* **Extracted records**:
------------------------------

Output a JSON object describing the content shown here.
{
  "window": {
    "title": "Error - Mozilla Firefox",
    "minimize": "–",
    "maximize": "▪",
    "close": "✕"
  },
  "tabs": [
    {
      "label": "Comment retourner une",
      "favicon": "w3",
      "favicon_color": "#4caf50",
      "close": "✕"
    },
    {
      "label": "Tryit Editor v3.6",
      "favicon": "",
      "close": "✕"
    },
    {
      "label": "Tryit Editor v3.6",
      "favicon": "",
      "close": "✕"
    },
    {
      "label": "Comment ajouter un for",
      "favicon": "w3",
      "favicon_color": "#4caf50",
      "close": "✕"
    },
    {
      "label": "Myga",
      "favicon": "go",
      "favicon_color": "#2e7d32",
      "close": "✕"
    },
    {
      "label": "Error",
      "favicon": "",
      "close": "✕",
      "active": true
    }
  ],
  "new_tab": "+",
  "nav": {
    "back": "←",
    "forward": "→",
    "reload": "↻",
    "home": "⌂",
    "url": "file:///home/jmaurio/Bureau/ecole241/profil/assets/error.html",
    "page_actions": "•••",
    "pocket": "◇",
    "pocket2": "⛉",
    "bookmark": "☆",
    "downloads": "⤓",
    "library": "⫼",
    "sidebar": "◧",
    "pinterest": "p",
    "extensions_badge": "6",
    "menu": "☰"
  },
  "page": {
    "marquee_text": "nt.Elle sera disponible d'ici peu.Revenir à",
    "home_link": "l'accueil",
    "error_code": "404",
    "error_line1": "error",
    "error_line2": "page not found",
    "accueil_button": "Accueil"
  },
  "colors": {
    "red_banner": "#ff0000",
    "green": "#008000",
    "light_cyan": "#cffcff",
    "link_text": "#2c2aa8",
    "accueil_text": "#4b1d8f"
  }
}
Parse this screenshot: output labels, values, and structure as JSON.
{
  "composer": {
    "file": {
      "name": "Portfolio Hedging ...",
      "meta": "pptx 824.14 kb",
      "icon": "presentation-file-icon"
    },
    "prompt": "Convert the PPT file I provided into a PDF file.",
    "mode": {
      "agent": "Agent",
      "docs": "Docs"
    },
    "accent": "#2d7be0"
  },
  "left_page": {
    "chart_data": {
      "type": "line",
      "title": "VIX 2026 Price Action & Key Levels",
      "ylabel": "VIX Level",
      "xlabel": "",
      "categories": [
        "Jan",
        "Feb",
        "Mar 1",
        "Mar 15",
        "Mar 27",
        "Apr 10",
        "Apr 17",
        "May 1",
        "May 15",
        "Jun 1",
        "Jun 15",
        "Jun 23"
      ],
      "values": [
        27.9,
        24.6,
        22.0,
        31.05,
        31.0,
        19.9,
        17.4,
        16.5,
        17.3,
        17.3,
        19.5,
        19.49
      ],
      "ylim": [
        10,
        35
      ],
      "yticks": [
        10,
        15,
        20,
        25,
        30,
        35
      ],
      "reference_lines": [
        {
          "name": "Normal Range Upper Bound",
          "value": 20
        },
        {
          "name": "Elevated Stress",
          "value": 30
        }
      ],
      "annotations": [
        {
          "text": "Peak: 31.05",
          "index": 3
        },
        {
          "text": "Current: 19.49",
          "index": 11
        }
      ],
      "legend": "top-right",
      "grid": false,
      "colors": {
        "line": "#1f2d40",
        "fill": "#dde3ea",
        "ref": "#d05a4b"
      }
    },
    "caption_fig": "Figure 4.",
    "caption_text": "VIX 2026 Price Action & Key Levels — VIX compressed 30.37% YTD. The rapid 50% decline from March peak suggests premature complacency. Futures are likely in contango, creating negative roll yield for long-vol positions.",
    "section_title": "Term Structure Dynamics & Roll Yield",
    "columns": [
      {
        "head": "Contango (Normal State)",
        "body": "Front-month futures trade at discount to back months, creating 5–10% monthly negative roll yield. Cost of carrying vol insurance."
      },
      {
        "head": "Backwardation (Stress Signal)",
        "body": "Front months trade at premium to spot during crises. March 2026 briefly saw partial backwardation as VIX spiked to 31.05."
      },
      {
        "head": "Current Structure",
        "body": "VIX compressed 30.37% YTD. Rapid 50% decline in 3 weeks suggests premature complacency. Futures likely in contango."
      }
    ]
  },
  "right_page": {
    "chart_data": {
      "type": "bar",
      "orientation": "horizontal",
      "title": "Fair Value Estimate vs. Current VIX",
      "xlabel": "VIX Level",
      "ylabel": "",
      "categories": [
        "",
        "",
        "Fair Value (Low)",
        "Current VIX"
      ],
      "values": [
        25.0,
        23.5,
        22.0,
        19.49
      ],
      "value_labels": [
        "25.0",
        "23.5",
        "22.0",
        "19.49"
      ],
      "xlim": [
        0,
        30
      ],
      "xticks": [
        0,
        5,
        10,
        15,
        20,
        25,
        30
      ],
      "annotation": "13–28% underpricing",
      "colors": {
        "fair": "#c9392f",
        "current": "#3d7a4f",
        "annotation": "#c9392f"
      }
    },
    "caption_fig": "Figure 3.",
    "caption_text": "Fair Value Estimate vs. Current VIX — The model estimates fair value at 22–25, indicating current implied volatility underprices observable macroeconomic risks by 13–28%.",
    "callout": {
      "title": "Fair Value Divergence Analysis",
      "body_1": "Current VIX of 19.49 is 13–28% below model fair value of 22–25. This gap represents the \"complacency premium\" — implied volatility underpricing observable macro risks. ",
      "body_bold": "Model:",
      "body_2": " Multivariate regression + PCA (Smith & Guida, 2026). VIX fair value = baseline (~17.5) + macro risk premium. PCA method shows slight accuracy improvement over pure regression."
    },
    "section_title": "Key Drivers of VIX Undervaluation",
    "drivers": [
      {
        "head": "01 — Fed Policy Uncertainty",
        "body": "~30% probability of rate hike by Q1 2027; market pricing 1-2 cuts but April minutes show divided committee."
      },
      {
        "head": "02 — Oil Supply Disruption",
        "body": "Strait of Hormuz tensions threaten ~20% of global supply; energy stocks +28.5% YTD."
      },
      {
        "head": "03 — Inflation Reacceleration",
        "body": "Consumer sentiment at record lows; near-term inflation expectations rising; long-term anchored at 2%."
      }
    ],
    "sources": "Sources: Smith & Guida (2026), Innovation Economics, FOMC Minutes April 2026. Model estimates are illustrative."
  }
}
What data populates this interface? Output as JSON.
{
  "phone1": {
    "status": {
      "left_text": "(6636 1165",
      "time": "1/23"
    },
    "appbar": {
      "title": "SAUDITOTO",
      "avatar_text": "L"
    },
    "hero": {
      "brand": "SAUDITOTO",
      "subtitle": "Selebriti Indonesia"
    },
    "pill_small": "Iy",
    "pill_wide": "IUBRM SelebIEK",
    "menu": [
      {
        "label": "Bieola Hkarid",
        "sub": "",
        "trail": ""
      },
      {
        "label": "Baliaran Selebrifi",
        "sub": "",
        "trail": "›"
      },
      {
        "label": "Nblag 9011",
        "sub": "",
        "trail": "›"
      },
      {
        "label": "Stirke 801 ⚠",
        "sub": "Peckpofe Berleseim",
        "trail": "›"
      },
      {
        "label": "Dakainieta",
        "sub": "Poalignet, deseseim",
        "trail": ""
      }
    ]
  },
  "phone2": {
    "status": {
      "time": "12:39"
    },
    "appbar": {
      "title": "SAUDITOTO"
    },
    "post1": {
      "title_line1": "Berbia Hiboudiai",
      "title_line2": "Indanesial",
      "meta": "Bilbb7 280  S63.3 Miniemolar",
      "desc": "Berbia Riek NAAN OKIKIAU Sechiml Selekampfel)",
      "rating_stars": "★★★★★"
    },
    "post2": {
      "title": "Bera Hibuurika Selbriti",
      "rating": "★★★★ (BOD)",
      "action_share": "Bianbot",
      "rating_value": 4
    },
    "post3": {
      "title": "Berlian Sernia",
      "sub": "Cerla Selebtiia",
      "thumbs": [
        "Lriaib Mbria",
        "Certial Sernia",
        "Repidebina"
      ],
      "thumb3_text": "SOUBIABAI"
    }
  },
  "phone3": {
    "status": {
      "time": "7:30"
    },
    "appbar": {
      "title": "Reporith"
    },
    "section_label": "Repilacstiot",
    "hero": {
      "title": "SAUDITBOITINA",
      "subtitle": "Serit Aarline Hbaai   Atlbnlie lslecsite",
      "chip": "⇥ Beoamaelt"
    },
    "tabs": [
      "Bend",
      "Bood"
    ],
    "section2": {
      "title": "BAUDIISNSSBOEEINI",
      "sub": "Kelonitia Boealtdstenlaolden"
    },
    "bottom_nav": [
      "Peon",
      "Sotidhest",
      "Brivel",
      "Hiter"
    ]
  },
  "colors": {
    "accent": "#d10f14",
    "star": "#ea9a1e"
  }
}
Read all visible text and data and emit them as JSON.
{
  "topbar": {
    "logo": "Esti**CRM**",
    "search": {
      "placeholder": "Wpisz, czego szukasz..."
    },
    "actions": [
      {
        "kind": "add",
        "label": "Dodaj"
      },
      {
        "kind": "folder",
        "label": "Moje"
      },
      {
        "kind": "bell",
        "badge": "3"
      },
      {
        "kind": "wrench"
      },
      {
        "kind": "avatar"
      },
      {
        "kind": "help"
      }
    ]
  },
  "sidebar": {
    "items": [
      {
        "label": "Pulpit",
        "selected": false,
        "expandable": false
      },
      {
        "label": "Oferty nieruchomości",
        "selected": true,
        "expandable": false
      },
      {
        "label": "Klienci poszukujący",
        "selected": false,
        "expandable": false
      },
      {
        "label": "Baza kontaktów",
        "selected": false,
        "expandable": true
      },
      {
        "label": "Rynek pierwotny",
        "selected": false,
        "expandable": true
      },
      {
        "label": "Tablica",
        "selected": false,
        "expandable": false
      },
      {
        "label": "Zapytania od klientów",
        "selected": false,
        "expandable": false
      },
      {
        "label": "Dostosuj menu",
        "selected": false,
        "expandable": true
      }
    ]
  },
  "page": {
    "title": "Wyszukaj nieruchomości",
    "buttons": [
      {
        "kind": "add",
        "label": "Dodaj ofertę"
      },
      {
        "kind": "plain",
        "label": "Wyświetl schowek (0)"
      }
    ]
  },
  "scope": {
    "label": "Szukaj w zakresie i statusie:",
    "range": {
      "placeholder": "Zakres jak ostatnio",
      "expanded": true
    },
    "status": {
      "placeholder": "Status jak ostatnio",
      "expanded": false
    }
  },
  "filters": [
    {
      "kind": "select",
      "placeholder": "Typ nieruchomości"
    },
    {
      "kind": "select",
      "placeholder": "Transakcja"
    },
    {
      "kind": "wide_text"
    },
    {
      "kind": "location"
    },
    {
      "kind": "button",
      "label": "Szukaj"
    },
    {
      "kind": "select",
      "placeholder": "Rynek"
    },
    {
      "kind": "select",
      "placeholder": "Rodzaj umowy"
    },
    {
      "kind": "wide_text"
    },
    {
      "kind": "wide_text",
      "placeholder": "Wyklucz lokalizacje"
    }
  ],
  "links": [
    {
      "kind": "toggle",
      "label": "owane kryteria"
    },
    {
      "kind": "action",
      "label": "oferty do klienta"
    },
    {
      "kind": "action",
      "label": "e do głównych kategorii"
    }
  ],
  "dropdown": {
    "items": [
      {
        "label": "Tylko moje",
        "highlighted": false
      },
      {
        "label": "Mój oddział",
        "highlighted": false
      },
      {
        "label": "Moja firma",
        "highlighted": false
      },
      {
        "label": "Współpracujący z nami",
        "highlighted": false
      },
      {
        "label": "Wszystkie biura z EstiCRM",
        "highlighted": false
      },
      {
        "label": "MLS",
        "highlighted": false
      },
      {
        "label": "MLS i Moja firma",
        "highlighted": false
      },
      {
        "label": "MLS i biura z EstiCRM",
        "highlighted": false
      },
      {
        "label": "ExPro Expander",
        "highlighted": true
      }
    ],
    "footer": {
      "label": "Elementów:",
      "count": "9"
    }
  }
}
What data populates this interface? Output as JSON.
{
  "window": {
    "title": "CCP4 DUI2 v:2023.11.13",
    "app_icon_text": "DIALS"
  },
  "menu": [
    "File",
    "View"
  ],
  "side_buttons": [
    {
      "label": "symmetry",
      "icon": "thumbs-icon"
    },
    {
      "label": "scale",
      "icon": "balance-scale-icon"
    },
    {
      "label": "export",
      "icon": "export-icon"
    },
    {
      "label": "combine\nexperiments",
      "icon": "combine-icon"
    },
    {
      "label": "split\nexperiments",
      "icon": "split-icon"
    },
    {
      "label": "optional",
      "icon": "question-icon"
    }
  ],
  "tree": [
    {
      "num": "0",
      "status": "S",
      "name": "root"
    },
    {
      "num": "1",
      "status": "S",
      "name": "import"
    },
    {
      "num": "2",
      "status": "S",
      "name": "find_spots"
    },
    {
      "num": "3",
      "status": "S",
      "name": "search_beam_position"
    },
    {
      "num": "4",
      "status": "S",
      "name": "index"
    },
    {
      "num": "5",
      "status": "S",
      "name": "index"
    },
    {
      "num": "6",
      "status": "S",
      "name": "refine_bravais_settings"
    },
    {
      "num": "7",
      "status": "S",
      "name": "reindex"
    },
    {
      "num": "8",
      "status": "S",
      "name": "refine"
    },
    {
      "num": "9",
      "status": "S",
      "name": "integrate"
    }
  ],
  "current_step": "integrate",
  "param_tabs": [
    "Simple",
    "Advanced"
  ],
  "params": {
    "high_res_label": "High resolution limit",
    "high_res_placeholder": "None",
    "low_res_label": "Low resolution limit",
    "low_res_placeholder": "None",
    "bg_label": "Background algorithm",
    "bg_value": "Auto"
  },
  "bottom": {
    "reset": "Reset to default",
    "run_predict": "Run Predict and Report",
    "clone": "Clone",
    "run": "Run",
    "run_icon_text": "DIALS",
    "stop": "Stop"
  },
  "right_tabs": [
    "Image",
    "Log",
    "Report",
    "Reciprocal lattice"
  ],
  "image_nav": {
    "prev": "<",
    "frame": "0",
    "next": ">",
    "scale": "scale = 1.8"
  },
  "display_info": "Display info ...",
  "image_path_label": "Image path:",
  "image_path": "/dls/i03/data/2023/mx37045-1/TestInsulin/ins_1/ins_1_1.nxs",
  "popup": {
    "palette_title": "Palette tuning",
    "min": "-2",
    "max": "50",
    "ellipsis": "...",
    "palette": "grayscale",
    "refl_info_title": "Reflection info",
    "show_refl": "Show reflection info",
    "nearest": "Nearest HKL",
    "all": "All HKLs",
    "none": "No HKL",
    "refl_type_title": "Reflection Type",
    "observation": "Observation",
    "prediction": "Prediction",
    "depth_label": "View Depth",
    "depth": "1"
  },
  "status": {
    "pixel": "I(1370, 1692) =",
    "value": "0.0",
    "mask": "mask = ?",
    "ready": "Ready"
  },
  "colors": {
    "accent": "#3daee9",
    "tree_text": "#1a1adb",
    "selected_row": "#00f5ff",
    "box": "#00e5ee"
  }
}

------------------------------

* **Direction**: In the entries above, find each line with the word "resolution" and copy it.

* **Written solution**:
    "high_res_label": "High resolution limit",
    "low_res_label": "Low resolution limit",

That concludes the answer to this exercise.